▶ **Requirements**: Scan the entries below for the word "photo". Copy each line that has it.

▶ **Input for this task**:

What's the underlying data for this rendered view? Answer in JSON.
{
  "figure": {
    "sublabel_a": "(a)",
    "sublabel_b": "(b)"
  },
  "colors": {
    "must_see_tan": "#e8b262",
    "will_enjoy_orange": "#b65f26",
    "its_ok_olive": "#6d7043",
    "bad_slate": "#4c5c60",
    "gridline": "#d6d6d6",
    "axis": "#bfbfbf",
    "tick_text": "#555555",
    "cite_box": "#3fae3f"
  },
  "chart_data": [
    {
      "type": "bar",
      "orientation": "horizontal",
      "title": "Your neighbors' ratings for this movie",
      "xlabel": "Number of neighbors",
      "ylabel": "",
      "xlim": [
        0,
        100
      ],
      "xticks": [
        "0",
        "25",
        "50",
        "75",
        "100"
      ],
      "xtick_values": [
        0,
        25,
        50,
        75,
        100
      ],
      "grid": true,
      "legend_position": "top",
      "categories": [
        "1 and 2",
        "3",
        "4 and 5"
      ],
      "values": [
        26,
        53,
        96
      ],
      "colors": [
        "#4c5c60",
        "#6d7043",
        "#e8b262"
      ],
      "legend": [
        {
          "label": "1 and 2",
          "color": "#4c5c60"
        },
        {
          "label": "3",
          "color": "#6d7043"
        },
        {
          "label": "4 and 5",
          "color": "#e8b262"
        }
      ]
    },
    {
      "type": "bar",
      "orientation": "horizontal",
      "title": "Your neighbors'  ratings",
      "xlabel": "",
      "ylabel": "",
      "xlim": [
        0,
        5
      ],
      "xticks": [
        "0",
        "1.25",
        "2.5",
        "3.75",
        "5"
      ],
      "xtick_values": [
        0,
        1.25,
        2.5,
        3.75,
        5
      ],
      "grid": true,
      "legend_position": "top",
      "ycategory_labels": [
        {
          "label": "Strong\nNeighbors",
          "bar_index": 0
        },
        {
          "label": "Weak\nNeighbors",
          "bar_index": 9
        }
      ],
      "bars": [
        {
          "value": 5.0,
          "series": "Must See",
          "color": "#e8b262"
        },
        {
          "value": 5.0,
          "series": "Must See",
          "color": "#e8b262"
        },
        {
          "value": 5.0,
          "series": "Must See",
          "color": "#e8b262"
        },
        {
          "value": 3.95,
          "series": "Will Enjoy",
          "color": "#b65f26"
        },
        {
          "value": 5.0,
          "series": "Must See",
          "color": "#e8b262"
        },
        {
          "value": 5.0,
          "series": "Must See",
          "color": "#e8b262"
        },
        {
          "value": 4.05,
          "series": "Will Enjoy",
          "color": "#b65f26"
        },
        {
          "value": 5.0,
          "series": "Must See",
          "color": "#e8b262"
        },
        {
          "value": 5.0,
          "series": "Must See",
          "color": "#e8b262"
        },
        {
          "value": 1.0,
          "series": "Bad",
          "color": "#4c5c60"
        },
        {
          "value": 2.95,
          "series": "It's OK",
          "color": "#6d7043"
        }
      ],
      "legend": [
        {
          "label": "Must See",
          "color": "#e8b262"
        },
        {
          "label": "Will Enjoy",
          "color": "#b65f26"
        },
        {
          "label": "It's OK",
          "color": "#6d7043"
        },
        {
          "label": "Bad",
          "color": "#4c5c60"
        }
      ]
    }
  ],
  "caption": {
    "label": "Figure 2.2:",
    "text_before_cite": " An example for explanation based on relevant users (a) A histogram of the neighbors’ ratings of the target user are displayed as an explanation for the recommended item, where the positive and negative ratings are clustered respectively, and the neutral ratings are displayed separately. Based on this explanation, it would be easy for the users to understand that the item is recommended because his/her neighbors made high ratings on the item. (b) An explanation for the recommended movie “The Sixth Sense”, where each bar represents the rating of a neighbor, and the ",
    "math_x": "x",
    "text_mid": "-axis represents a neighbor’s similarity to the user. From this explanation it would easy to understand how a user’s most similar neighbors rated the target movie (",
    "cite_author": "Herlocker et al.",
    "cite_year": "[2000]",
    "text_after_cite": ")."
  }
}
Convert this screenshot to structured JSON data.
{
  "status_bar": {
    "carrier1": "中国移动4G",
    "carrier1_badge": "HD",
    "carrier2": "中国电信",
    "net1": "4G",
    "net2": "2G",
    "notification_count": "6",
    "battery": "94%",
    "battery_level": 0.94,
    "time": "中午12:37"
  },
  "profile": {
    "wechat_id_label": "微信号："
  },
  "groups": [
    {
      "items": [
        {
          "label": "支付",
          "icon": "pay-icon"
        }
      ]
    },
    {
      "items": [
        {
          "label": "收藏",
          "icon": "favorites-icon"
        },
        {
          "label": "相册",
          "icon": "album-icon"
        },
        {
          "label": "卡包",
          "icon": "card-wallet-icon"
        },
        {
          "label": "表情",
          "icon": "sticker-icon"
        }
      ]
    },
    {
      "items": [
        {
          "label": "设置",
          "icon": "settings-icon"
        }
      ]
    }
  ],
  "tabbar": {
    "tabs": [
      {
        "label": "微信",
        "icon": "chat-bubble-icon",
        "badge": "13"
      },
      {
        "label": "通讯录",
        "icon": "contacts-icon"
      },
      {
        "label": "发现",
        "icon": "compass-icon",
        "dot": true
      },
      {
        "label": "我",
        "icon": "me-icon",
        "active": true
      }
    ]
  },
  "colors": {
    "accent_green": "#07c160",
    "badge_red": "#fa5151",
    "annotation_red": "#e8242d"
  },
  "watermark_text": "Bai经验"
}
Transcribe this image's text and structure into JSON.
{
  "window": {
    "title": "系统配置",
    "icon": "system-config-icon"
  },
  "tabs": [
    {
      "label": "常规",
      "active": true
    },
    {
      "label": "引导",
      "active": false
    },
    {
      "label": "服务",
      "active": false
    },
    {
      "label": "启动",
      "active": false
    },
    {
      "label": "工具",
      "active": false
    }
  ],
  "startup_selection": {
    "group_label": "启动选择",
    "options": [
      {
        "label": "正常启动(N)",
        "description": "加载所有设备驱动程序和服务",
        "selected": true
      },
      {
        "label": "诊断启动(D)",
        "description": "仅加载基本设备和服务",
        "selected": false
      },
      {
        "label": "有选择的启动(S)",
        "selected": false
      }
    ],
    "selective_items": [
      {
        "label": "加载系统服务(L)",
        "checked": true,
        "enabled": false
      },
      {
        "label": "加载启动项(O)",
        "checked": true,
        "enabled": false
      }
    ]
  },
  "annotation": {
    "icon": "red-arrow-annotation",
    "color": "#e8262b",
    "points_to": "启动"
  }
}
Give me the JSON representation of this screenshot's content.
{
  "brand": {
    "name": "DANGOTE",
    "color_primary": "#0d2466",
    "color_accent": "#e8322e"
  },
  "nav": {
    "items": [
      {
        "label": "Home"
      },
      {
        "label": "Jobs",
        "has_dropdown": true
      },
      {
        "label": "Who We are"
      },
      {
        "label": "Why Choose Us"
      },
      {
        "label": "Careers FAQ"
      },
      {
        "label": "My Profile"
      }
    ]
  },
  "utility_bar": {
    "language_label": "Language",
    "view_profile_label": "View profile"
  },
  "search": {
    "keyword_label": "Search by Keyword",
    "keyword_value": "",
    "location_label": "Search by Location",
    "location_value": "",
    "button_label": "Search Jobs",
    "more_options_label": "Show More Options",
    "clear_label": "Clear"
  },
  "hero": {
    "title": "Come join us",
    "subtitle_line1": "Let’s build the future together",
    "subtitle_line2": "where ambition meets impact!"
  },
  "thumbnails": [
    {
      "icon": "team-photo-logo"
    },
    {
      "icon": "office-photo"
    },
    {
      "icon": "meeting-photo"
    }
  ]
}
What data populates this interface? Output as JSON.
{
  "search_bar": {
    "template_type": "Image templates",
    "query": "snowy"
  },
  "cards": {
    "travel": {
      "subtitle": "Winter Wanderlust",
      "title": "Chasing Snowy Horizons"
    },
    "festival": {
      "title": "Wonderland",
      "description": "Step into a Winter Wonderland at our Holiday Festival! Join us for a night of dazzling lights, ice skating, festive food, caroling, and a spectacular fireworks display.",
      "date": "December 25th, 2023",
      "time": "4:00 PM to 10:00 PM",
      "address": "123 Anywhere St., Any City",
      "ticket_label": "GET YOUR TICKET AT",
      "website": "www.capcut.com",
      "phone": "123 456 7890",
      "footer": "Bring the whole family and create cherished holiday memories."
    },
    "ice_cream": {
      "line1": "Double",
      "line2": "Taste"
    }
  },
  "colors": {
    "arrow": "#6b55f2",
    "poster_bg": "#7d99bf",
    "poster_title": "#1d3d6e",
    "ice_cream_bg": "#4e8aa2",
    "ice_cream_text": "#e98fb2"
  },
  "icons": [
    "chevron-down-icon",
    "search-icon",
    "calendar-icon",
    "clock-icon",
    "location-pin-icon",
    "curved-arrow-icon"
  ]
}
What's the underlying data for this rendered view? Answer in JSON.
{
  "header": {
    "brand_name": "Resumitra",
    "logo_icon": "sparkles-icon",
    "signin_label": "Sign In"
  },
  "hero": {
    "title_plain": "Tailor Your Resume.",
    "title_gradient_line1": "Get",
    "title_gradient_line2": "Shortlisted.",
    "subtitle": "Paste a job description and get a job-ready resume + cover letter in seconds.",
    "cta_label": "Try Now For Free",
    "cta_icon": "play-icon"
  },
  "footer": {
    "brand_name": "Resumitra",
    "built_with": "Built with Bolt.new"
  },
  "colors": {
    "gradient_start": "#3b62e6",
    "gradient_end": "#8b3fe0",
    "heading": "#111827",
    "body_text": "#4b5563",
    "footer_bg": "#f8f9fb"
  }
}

▶ **Task response**:
      "icon": "team-photo-logo"
      "icon": "office-photo"
      "icon": "meeting-photo"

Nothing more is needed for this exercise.